* [Stated goal]
Return every line of the entries below without any changes, leaving out the picture lines.

* [Input for this task]
***
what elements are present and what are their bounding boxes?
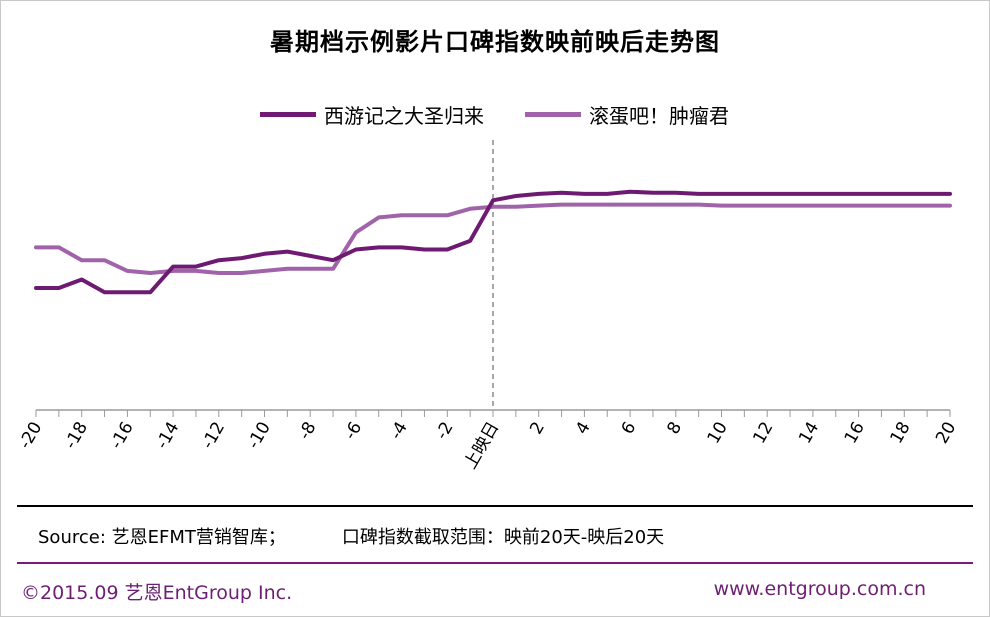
source-divider: [17, 505, 973, 507]
website-link[interactable]: www.entgroup.com.cn: [713, 578, 926, 600]
x-tick-label: 18: [886, 419, 914, 448]
x-tick-label: 6: [618, 419, 641, 438]
legend-label-series-1: 西游记之大圣归来: [324, 103, 484, 128]
x-tick-label: 8: [663, 419, 686, 438]
x-tick-label: -18: [61, 419, 92, 453]
x-tick-label: 14: [795, 419, 823, 448]
line-chart: -20 -18 -16 -14 -12 -10 -8 -6 -4 -2 上映日 2 4 6 8 10 12 14 1…: [15, 140, 960, 473]
x-tick-label: -4: [386, 419, 412, 444]
series-line-2: [34, 202, 952, 275]
series-line-1: [34, 189, 952, 295]
legend-label-series-2: 滚蛋吧！肿瘤君: [589, 103, 729, 128]
x-tick-label: 12: [749, 419, 777, 448]
x-tick-label: 2: [526, 419, 549, 438]
chart-title: 暑期档示例影片口碑指数映前映后走势图: [270, 28, 720, 56]
copyright-text: ©2015.09 艺恩EntGroup Inc.: [21, 582, 293, 604]
legend-item-series-1: 西游记之大圣归来: [260, 101, 484, 128]
source-text: Source: 艺恩EFMT营销智库；: [38, 527, 286, 548]
x-tick-label: 16: [841, 419, 869, 448]
legend-swatch-series-1: [260, 111, 316, 117]
x-tick-label: -2: [432, 419, 458, 444]
footer-divider: [17, 562, 973, 564]
source-line: Source: 艺恩EFMT营销智库； 口碑指数截取范围：映前20天-映后20天: [38, 523, 720, 549]
legend-swatch-series-2: [525, 111, 581, 117]
x-tick-label: -14: [152, 419, 183, 453]
x-tick-label: -8: [295, 419, 321, 444]
x-tick-label: 4: [572, 419, 595, 438]
x-tick-label: 10: [704, 419, 732, 448]
x-tick-label: 20: [932, 419, 960, 448]
x-tick-label: -16: [107, 419, 138, 453]
x-tick-label: -20: [15, 419, 46, 453]
x-tick-label: -10: [244, 419, 275, 453]
range-text: 口碑指数截取范围：映前20天-映后20天: [341, 527, 665, 548]
x-tick-label: -12: [198, 419, 229, 453]
legend-item-series-2: 滚蛋吧！肿瘤君: [525, 101, 729, 128]
x-tick-label: -6: [340, 419, 366, 444]
x-tick-label: 上映日: [461, 419, 504, 473]
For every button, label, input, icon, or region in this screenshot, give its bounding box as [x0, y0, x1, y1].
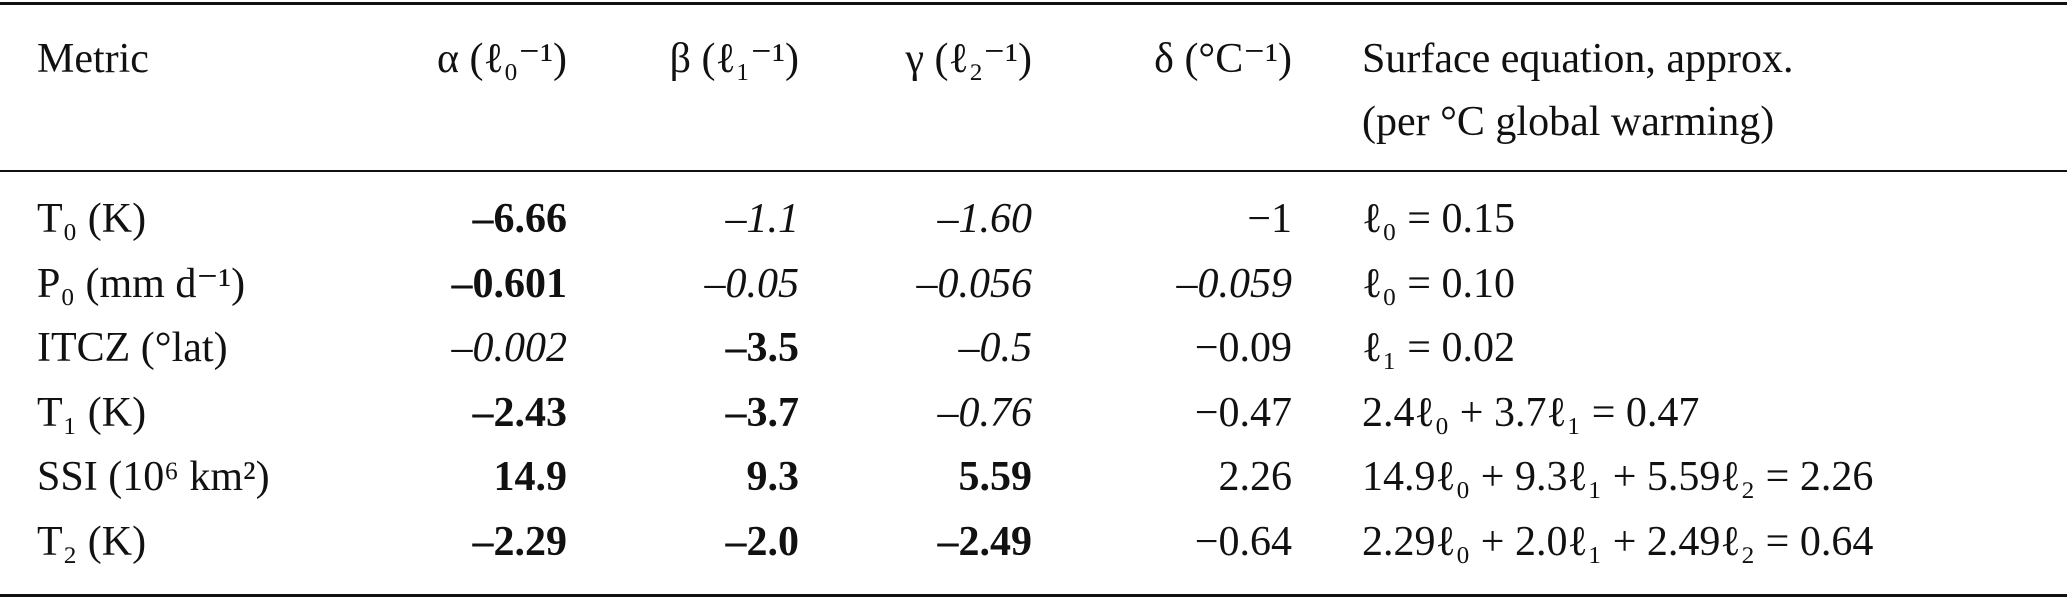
header-column: β (ℓ₁⁻¹)	[669, 36, 799, 82]
cell: 5.59	[958, 454, 1033, 500]
header-column: α (ℓ₀⁻¹)	[437, 36, 567, 82]
cell: –2.43	[472, 389, 568, 436]
cell: 2.26	[1218, 454, 1293, 500]
cell: –0.05	[704, 260, 800, 307]
cell: –0.059	[1176, 260, 1293, 307]
cell: –2.49	[937, 518, 1033, 565]
header-metric: Metric	[37, 36, 149, 82]
cell: –2.0	[725, 518, 800, 565]
cell: –0.601	[451, 260, 568, 307]
header-equation: (per °C global warming)	[1362, 99, 1775, 145]
cell: −0.47	[1194, 389, 1292, 436]
header-column: γ (ℓ₂⁻¹)	[905, 36, 1032, 82]
cell: –0.76	[937, 389, 1033, 436]
header-rule	[0, 170, 2067, 172]
cell: –1.1	[725, 196, 800, 242]
row-metric: T₁ (K)	[37, 389, 147, 436]
cell: –6.66	[472, 196, 568, 242]
bottom-rule	[0, 594, 2067, 597]
row-metric: T₂ (K)	[37, 518, 147, 565]
top-rule	[0, 2, 2067, 5]
row-equation: 14.9ℓ₀ + 9.3ℓ₁ + 5.59ℓ₂ = 2.26	[1362, 454, 1874, 500]
cell: –2.29	[472, 518, 568, 565]
cell: –0.056	[916, 260, 1033, 307]
row-equation: 2.29ℓ₀ + 2.0ℓ₁ + 2.49ℓ₂ = 0.64	[1362, 518, 1874, 565]
row-equation: ℓ₁ = 0.02	[1362, 325, 1515, 371]
cell: −0.64	[1194, 518, 1292, 565]
header-column: δ (°C⁻¹)	[1154, 36, 1292, 82]
cell: −0.09	[1194, 325, 1292, 371]
row-metric: ITCZ (°lat)	[37, 325, 228, 371]
cell: –1.60	[937, 196, 1033, 242]
header-equation: Surface equation, approx.	[1362, 36, 1794, 82]
cell: –0.002	[451, 325, 568, 371]
cell: 14.9	[493, 454, 568, 500]
row-equation: ℓ₀ = 0.15	[1362, 196, 1515, 242]
cell: –3.7	[725, 389, 800, 436]
row-equation: ℓ₀ = 0.10	[1362, 260, 1515, 307]
row-metric: SSI (10⁶ km²)	[37, 454, 270, 500]
cell: 9.3	[746, 454, 800, 500]
row-metric: T₀ (K)	[37, 196, 147, 242]
row-equation: 2.4ℓ₀ + 3.7ℓ₁ = 0.47	[1362, 389, 1700, 436]
cell: –0.5	[958, 325, 1033, 371]
cell: −1	[1247, 196, 1292, 242]
row-metric: P₀ (mm d⁻¹)	[37, 260, 246, 307]
cell: –3.5	[725, 325, 800, 371]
***
* [The response]
what elements are present and what are their bounding boxes?
source-divider: [17, 505, 973, 507]
website-link[interactable]: www.entgroup.com.cn: [713, 578, 926, 600]
x-tick-label: 18: [886, 419, 914, 448]
x-tick-label: 6: [618, 419, 641, 438]
legend-label-series-1: 西游记之大圣归来: [324, 103, 484, 128]
x-tick-label: 8: [663, 419, 686, 438]
x-tick-label: -18: [61, 419, 92, 453]
x-tick-label: 14: [795, 419, 823, 448]
line-chart: -20 -18 -16 -14 -12 -10 -8 -6 -4 -2 上映日 2 4 6 8 10 12 14 1…: [15, 140, 960, 473]
x-tick-label: -4: [386, 419, 412, 444]
series-line-2: [34, 202, 952, 275]
series-line-1: [34, 189, 952, 295]
legend-label-series-2: 滚蛋吧！肿瘤君: [589, 103, 729, 128]
x-tick-label: 12: [749, 419, 777, 448]
x-tick-label: 2: [526, 419, 549, 438]
chart-title: 暑期档示例影片口碑指数映前映后走势图: [270, 28, 720, 56]
copyright-text: ©2015.09 艺恩EntGroup Inc.: [21, 582, 293, 604]
legend-item-series-1: 西游记之大圣归来: [260, 101, 484, 128]
source-text: Source: 艺恩EFMT营销智库；: [38, 527, 286, 548]
x-tick-label: 16: [841, 419, 869, 448]
legend-swatch-series-1: [260, 111, 316, 117]
x-tick-label: -2: [432, 419, 458, 444]
footer-divider: [17, 562, 973, 564]
source-line: Source: 艺恩EFMT营销智库； 口碑指数截取范围：映前20天-映后20天: [38, 523, 720, 549]
legend-swatch-series-2: [525, 111, 581, 117]
x-tick-label: -14: [152, 419, 183, 453]
x-tick-label: -8: [295, 419, 321, 444]
x-tick-label: 4: [572, 419, 595, 438]
x-tick-label: 10: [704, 419, 732, 448]
x-tick-label: 20: [932, 419, 960, 448]
x-tick-label: -16: [107, 419, 138, 453]
x-tick-label: -20: [15, 419, 46, 453]
x-tick-label: -10: [244, 419, 275, 453]
range-text: 口碑指数截取范围：映前20天-映后20天: [341, 527, 665, 548]
x-tick-label: -12: [198, 419, 229, 453]
legend-item-series-2: 滚蛋吧！肿瘤君: [525, 101, 729, 128]
x-tick-label: -6: [340, 419, 366, 444]
x-tick-label: 上映日: [461, 419, 504, 473]
For every button, label, input, icon, or region in this screenshot, give its bounding box as [x0, y0, x1, y1].
header-column: β (ℓ₁⁻¹)	[669, 36, 799, 82]
cell: 5.59	[958, 454, 1033, 500]
header-column: α (ℓ₀⁻¹)	[437, 36, 567, 82]
cell: –2.43	[472, 389, 568, 436]
cell: 2.26	[1218, 454, 1293, 500]
cell: –0.05	[704, 260, 800, 307]
cell: –0.059	[1176, 260, 1293, 307]
cell: –2.49	[937, 518, 1033, 565]
header-metric: Metric	[37, 36, 149, 82]
cell: –2.0	[725, 518, 800, 565]
cell: –0.601	[451, 260, 568, 307]
header-equation: (per °C global warming)	[1362, 99, 1775, 145]
cell: −0.47	[1194, 389, 1292, 436]
header-column: γ (ℓ₂⁻¹)	[905, 36, 1032, 82]
cell: –0.76	[937, 389, 1033, 436]
header-rule	[0, 170, 2067, 172]
cell: –1.1	[725, 196, 800, 242]
row-metric: T₁ (K)	[37, 389, 147, 436]
cell: –6.66	[472, 196, 568, 242]
bottom-rule	[0, 594, 2067, 597]
row-metric: T₂ (K)	[37, 518, 147, 565]
top-rule	[0, 2, 2067, 5]
row-equation: 14.9ℓ₀ + 9.3ℓ₁ + 5.59ℓ₂ = 2.26	[1362, 454, 1874, 500]
cell: –2.29	[472, 518, 568, 565]
cell: –0.056	[916, 260, 1033, 307]
row-equation: 2.29ℓ₀ + 2.0ℓ₁ + 2.49ℓ₂ = 0.64	[1362, 518, 1874, 565]
row-equation: ℓ₁ = 0.02	[1362, 325, 1515, 371]
cell: −0.64	[1194, 518, 1292, 565]
header-column: δ (°C⁻¹)	[1154, 36, 1292, 82]
cell: −0.09	[1194, 325, 1292, 371]
row-metric: ITCZ (°lat)	[37, 325, 228, 371]
cell: –1.60	[937, 196, 1033, 242]
header-equation: Surface equation, approx.	[1362, 36, 1794, 82]
cell: –0.002	[451, 325, 568, 371]
cell: 14.9	[493, 454, 568, 500]
row-equation: ℓ₀ = 0.15	[1362, 196, 1515, 242]
cell: –3.7	[725, 389, 800, 436]
row-equation: ℓ₀ = 0.10	[1362, 260, 1515, 307]
row-metric: SSI (10⁶ km²)	[37, 454, 270, 500]
cell: 9.3	[746, 454, 800, 500]
row-metric: T₀ (K)	[37, 196, 147, 242]
row-equation: 2.4ℓ₀ + 3.7ℓ₁ = 0.47	[1362, 389, 1700, 436]
cell: –0.5	[958, 325, 1033, 371]
cell: −1	[1247, 196, 1292, 242]
row-metric: P₀ (mm d⁻¹)	[37, 260, 246, 307]
cell: –3.5	[725, 325, 800, 371]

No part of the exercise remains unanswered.